◆ SHORT EXERCISE 1
Please set down the records word for word, beginning at their first line and stopping after the line that contains "service-card[interactable] [1140,902,1494,942]".
— Begin PAGE EXCERPT —
Clarity is Key is an introduction to the Toolbox. After a discussion of the concept of literary layers Ransom
provides a swift and complete overview of description, point of view, backstory and flashback, dialog,
showing and telling, narrative trust, and tension and suspense.
“Crystal clear, beautifully organized, perfect examples ... inventive, challenging, inspiring. I have a novel
waiting for completion and it just got a good kick in the a---!” -Gaie Larrick
Without description, your readers can’t see, hear, smell, taste or feel the world you create. How much
description is right for your work? Too much slows things down, too little and your readers are blind. And how
should you describe things? Adverbs and adjectives are boring so use nouns, but which metaphor or simile is
right for the job? Part 2 of The Writer’s Toolbox features rich examples that show you how to use description
to enrich your characters, plot, theme and voice. The important thing is to know your options so that you can
make the right choice.
“I love the samples from various books, your speaking skills, and a
chance to hear your first novel.” –Linda Beltz
The way you use point of view determines the level of intimacy between your readers and your characters.
Perhaps the most important and often mistaken case is memoir. By carefully employing narrative distance,
both the first and third person can be used to give your readers provide the most effective perspective on
your story. In Part 3 of The Writer’s Toolbox, Ransom teaches how to switch points of view without jarring
your readers, how to manipulate narrative distance to emphasize characters’ feelings or the action of the plot
and provides guidance for how to choose the points of view for your work.
— End PAGE EXCERPT —
— Begin DATA FOR PROCESSING —
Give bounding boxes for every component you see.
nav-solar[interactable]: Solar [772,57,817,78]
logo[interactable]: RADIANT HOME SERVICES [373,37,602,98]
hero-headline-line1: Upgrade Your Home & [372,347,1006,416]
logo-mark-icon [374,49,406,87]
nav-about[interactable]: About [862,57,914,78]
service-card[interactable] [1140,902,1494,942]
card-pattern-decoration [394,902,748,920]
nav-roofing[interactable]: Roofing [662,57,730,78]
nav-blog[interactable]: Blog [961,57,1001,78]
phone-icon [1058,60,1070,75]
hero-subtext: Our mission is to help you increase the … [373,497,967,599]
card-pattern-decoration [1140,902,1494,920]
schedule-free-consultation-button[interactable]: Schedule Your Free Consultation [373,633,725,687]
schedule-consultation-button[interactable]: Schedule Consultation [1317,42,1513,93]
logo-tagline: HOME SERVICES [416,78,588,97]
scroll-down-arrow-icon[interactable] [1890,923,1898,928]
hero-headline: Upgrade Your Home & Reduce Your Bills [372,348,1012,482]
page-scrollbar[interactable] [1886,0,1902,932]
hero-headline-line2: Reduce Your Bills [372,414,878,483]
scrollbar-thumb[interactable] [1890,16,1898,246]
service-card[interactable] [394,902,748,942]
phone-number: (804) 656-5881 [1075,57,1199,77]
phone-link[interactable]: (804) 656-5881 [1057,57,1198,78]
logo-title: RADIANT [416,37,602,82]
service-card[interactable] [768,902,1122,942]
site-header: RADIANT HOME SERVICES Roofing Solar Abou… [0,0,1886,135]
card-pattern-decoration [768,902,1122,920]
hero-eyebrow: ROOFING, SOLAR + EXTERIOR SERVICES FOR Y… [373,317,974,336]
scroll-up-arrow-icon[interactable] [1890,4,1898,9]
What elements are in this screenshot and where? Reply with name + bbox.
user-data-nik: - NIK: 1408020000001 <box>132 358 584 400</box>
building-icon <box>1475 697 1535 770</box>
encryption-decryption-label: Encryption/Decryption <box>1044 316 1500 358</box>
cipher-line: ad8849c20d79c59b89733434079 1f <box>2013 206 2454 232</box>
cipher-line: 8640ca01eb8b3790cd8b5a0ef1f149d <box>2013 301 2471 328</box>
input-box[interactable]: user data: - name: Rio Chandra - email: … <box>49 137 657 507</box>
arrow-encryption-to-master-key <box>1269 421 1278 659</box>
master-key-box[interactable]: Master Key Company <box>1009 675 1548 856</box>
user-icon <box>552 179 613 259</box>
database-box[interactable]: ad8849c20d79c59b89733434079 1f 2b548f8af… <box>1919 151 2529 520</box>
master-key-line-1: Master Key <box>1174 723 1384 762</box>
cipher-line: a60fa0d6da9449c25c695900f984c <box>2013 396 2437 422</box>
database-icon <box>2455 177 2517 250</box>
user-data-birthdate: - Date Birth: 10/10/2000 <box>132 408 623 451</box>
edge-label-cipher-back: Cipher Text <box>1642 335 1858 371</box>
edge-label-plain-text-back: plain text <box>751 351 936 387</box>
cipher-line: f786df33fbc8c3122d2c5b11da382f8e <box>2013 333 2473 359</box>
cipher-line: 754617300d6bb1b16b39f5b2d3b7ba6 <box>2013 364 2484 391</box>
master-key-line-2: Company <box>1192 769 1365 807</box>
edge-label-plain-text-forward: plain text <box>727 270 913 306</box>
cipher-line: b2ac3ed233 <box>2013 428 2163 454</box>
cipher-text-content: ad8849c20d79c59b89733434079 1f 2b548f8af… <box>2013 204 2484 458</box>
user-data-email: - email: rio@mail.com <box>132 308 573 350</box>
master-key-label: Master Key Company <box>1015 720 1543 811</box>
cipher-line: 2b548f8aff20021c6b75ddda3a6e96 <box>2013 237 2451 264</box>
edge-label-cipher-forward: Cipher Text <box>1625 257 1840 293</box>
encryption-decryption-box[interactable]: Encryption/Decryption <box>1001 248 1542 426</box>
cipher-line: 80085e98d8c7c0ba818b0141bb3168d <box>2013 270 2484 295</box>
— End DATA FOR PROCESSING —
◆ SHORT EXERCISE 2
According to the excerpt about The Writer's Toolbox, what does the way you use point of view determine?

◆ WORKED SOLUTION 1
Give bounding boxes for every component you see.
nav-solar[interactable]: Solar [772,57,817,78]
logo[interactable]: RADIANT HOME SERVICES [373,37,602,98]
hero-headline-line1: Upgrade Your Home & [372,347,1006,416]
logo-mark-icon [374,49,406,87]
nav-about[interactable]: About [862,57,914,78]
service-card[interactable] [1140,902,1494,942]

◆ WORKED SOLUTION 2
The level of intimacy between your readers and your characters.